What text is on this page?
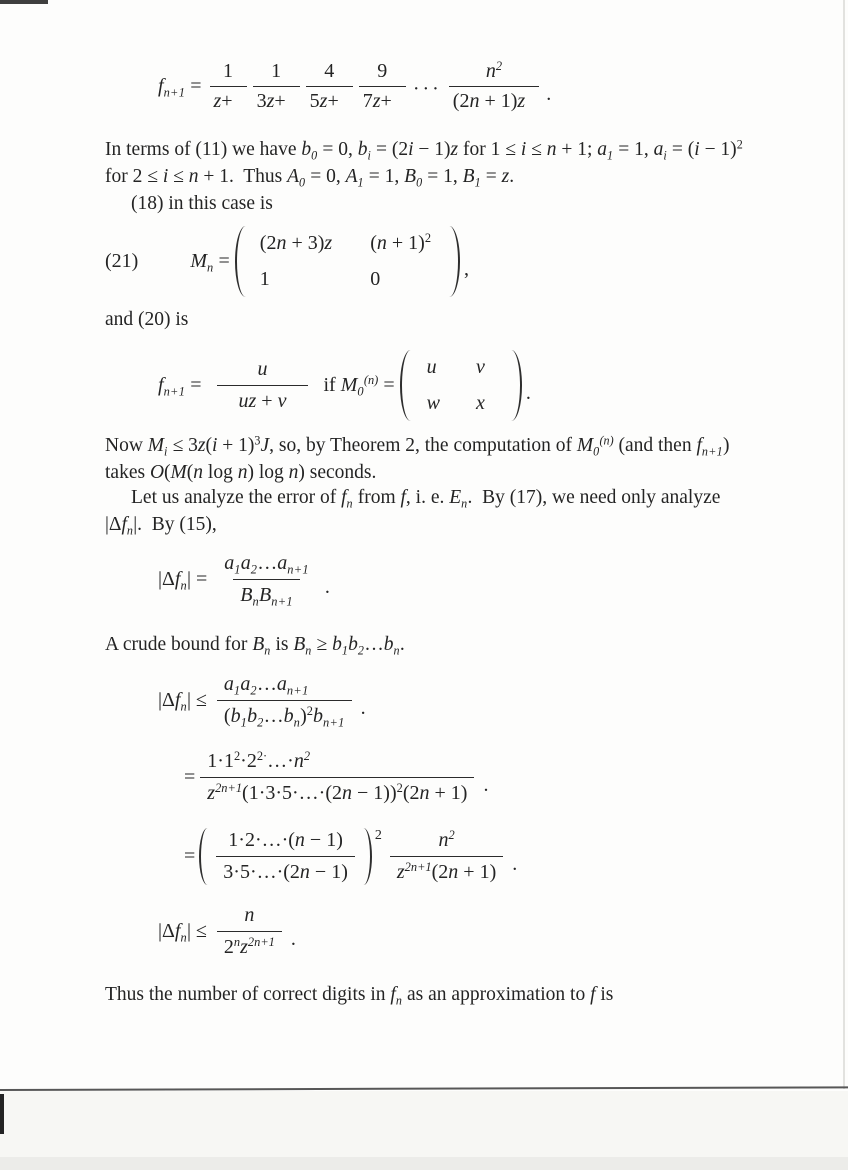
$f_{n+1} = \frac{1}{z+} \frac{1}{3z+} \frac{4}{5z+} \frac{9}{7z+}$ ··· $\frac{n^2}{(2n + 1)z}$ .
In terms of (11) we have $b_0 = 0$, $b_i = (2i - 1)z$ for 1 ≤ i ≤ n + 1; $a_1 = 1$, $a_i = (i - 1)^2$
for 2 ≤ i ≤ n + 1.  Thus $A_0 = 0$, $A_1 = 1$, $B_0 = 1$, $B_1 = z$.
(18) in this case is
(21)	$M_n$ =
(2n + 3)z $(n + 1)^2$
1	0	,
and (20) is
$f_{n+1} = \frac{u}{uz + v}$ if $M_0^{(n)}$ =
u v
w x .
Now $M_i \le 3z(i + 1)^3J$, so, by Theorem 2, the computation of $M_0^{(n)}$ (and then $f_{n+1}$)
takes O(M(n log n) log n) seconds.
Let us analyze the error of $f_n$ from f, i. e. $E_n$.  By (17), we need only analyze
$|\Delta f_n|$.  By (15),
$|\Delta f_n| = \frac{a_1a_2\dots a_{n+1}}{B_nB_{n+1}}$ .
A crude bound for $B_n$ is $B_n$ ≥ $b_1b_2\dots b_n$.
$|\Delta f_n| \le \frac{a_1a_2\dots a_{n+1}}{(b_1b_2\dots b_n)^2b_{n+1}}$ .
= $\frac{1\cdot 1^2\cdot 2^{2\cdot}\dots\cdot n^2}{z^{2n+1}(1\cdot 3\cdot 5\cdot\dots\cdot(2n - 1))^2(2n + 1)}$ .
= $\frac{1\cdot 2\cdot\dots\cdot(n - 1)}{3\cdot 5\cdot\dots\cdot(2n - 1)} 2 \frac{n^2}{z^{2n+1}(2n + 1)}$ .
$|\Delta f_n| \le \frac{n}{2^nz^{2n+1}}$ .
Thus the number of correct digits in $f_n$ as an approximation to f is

> _TASK_
Search the records for the word "Delta" and copy every line where it occurs.

> _EXPECTED ANSWER_
$|\Delta f_n|$.  By (15),
$|\Delta f_n| = \frac{a_1a_2\dots a_{n+1}}{B_nB_{n+1}}$ .
$|\Delta f_n| \le \frac{a_1a_2\dots a_{n+1}}{(b_1b_2\dots b_n)^2b_{n+1}}$ .
$|\Delta f_n| \le \frac{n}{2^nz^{2n+1}}$ .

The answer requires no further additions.